» Written task:
Starting with the line that contains "Parse this screenshot: output", copy every line through the end of the data below, exactly and with nothing added.

"""

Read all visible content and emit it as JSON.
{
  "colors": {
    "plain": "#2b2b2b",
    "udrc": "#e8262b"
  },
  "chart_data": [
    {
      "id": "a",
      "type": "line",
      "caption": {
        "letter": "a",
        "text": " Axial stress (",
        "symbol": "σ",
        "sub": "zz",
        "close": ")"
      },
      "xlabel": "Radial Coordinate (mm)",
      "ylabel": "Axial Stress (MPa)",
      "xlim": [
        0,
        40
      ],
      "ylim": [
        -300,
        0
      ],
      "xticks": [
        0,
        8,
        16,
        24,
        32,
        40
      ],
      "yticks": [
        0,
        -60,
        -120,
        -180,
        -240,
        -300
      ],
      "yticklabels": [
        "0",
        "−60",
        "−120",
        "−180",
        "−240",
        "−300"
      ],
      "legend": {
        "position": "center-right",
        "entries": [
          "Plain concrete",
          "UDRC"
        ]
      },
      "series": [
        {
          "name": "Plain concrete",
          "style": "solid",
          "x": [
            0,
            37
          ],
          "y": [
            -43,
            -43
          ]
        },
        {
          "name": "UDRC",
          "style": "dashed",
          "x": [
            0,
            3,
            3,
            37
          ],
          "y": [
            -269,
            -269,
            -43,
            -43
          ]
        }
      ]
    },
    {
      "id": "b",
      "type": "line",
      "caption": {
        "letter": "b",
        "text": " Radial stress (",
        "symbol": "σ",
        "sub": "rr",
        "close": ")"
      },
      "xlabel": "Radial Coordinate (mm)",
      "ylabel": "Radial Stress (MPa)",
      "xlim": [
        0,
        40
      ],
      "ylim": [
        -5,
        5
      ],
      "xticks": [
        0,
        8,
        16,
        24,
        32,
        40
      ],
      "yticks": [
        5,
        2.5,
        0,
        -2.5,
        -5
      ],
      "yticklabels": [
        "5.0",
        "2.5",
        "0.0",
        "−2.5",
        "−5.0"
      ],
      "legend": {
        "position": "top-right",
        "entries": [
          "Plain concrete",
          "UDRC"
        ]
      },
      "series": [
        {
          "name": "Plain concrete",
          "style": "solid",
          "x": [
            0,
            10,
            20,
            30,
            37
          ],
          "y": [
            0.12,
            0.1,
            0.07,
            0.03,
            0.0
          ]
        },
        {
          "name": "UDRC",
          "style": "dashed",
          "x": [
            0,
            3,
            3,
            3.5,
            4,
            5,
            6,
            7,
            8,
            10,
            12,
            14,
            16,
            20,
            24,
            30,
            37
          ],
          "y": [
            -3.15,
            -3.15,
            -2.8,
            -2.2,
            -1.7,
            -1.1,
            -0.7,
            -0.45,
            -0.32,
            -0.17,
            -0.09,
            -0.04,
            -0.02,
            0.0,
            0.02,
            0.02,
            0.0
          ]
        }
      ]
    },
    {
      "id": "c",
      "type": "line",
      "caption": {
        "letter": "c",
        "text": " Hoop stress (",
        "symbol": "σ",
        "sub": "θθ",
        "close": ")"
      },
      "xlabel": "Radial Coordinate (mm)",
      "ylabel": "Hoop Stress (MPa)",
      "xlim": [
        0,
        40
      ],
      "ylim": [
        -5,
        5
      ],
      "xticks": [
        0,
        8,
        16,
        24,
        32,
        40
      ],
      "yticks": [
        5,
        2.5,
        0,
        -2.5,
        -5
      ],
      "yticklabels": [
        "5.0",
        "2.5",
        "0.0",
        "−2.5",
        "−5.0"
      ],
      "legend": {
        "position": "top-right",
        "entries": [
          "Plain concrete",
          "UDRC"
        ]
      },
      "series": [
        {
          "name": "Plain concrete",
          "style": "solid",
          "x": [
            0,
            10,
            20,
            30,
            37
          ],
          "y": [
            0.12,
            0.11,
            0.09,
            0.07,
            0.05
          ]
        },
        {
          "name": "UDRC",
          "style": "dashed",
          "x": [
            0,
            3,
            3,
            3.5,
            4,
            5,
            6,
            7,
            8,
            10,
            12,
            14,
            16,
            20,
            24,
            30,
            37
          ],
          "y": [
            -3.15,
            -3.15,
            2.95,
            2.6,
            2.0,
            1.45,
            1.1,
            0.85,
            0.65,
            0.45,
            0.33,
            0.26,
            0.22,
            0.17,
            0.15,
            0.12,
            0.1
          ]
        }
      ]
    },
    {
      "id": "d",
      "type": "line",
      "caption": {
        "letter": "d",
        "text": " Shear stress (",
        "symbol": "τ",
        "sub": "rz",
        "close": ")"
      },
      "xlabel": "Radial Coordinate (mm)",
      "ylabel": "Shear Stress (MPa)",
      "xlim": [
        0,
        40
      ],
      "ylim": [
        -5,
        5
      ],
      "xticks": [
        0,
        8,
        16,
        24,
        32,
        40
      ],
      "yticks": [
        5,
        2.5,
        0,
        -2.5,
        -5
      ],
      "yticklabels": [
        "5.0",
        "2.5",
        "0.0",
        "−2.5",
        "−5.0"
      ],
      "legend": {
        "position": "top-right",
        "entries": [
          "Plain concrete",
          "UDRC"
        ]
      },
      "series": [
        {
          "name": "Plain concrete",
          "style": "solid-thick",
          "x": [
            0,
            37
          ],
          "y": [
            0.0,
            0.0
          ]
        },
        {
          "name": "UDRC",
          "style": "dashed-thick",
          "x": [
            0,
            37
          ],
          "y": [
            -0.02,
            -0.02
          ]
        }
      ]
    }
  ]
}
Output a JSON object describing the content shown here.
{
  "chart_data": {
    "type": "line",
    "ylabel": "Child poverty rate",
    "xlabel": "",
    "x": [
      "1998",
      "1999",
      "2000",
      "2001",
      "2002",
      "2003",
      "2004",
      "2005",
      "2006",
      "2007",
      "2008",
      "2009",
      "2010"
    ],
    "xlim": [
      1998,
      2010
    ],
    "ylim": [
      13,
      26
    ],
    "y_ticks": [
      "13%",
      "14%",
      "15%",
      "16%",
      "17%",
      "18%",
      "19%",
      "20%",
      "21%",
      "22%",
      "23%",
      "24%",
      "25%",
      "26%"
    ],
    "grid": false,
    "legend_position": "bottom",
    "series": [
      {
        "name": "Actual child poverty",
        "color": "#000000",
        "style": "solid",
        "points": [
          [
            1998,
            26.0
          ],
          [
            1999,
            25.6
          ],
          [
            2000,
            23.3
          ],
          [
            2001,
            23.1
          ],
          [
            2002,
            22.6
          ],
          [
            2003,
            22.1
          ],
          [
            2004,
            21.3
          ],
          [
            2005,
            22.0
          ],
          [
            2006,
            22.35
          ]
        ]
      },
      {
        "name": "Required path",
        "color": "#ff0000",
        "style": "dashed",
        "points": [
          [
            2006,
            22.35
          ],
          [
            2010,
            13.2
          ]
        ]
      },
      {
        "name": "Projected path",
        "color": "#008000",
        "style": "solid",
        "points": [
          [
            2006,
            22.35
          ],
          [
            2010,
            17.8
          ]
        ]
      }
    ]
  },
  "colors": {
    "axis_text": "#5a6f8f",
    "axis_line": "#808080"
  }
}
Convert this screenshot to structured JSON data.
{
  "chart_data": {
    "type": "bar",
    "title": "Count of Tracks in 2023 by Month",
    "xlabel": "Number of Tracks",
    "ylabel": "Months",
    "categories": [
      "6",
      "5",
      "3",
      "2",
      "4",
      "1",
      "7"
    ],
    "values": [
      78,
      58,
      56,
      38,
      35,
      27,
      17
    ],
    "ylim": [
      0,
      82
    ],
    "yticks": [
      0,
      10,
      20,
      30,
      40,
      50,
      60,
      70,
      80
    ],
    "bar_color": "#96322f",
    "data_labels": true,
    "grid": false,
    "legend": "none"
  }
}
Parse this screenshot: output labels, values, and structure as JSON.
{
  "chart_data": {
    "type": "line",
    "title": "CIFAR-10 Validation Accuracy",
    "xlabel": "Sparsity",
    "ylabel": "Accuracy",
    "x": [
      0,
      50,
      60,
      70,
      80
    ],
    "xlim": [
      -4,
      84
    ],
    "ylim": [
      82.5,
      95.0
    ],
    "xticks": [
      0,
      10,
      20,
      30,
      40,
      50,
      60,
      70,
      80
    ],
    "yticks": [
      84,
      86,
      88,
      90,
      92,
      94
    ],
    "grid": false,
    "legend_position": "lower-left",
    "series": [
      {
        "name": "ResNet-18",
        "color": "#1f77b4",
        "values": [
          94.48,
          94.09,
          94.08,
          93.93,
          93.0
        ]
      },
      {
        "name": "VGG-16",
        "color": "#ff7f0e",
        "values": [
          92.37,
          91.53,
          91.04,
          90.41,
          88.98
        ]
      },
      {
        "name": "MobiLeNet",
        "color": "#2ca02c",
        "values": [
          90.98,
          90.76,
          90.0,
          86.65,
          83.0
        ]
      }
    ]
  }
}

"""

» Response to this task:
Parse this screenshot: output labels, values, and structure as JSON.
{
  "chart_data": {
    "type": "line",
    "title": "CIFAR-10 Validation Accuracy",
    "xlabel": "Sparsity",
    "ylabel": "Accuracy",
    "x": [
      0,
      50,
      60,
      70,
      80
    ],
    "xlim": [
      -4,
      84
    ],
    "ylim": [
      82.5,
      95.0
    ],
    "xticks": [
      0,
      10,
      20,
      30,
      40,
      50,
      60,
      70,
      80
    ],
    "yticks": [
      84,
      86,
      88,
      90,
      92,
      94
    ],
    "grid": false,
    "legend_position": "lower-left",
    "series": [
      {
        "name": "ResNet-18",
        "color": "#1f77b4",
        "values": [
          94.48,
          94.09,
          94.08,
          93.93,
          93.0
        ]
      },
      {
        "name": "VGG-16",
        "color": "#ff7f0e",
        "values": [
          92.37,
          91.53,
          91.04,
          90.41,
          88.98
        ]
      },
      {
        "name": "MobiLeNet",
        "color": "#2ca02c",
        "values": [
          90.98,
          90.76,
          90.0,
          86.65,
          83.0
        ]
      }
    ]
  }
}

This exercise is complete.